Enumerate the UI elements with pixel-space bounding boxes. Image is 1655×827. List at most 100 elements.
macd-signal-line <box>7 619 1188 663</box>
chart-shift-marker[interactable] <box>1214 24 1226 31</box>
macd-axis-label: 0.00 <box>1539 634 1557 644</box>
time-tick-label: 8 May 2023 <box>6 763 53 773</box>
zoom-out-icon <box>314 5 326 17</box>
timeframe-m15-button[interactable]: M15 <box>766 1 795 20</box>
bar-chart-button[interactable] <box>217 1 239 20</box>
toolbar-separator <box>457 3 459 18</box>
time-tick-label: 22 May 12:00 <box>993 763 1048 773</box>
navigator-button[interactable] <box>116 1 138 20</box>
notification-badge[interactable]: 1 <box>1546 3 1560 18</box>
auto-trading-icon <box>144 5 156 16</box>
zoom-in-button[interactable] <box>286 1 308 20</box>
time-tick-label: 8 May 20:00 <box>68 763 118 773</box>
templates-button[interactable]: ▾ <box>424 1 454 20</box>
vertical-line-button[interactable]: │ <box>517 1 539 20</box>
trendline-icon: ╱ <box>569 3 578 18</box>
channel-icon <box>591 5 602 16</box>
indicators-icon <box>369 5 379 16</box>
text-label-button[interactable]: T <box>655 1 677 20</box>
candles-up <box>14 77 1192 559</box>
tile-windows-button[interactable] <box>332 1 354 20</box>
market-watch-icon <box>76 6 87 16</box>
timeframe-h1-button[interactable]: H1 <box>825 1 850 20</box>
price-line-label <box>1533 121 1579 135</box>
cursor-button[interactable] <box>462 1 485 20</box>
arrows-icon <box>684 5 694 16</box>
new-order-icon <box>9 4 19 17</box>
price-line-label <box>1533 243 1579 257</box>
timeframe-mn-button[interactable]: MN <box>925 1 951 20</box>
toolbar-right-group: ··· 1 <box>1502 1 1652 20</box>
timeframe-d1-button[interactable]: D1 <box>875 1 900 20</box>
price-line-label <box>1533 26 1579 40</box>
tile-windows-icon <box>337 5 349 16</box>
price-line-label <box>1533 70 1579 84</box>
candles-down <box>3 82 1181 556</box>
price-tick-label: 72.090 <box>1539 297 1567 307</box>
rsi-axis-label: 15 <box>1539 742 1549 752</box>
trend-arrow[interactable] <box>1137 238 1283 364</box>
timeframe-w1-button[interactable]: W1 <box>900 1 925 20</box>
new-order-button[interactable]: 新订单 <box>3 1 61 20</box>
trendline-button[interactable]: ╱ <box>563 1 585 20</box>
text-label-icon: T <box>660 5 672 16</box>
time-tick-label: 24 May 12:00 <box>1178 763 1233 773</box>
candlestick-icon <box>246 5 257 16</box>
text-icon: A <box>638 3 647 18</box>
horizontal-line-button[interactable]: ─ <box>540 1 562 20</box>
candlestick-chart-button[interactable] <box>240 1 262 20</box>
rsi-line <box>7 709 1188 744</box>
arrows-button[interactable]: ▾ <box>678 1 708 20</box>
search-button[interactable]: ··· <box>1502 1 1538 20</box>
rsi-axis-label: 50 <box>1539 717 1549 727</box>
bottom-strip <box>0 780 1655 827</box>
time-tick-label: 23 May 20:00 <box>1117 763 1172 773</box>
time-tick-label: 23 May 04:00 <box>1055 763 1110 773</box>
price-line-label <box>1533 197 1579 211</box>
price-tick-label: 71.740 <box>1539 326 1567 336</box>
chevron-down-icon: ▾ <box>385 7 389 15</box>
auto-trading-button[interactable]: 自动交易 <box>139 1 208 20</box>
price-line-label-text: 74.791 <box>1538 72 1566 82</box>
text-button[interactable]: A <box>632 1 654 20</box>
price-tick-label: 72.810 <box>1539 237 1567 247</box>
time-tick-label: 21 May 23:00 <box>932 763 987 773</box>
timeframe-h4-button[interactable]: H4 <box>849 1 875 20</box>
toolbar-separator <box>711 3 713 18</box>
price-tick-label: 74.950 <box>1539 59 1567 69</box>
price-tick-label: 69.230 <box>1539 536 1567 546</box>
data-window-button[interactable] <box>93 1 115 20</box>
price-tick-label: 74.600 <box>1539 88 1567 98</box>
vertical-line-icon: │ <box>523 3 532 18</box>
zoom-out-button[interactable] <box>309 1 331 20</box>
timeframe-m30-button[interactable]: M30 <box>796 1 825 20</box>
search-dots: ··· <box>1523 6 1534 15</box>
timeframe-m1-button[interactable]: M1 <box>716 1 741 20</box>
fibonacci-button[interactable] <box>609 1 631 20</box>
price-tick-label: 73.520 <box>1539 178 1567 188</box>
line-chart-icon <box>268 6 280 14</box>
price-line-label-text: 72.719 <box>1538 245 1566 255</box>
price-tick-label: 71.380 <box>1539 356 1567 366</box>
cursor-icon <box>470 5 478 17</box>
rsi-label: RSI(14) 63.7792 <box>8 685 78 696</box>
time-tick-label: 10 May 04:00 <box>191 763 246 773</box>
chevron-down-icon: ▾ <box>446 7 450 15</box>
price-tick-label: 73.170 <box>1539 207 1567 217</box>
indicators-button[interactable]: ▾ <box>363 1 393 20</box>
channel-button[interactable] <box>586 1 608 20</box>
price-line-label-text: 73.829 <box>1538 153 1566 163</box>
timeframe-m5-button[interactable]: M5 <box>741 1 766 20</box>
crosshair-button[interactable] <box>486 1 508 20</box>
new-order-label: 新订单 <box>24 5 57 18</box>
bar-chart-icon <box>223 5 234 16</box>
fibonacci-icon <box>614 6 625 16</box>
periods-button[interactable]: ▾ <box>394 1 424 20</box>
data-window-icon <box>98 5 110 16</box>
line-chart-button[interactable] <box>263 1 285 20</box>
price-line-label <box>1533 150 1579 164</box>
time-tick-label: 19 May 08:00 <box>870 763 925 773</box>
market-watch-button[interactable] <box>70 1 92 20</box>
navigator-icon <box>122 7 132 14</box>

+++

Your goal:
Convert the entries from the first line through the line containing "bar-chart-button[interactable] <box>217 1" into a JSON list of strings, one string per line, with blank lines omitted.

Task response:
[
  "Enumerate the UI elements with pixel-space bounding boxes. Image is 1655×827. List at most 100 elements.",
  "macd-signal-line <box>7 619 1188 663</box>",
  "chart-shift-marker[interactable] <box>1214 24 1226 31</box>",
  "macd-axis-label: 0.00 <box>1539 634 1557 644</box>",
  "time-tick-label: 8 May 2023 <box>6 763 53 773</box>",
  "zoom-out-icon <box>314 5 326 17</box>",
  "timeframe-m15-button[interactable]: M15 <box>766 1 795 20</box>",
  "bar-chart-button[interactable] <box>217 1 239 20</box>"
]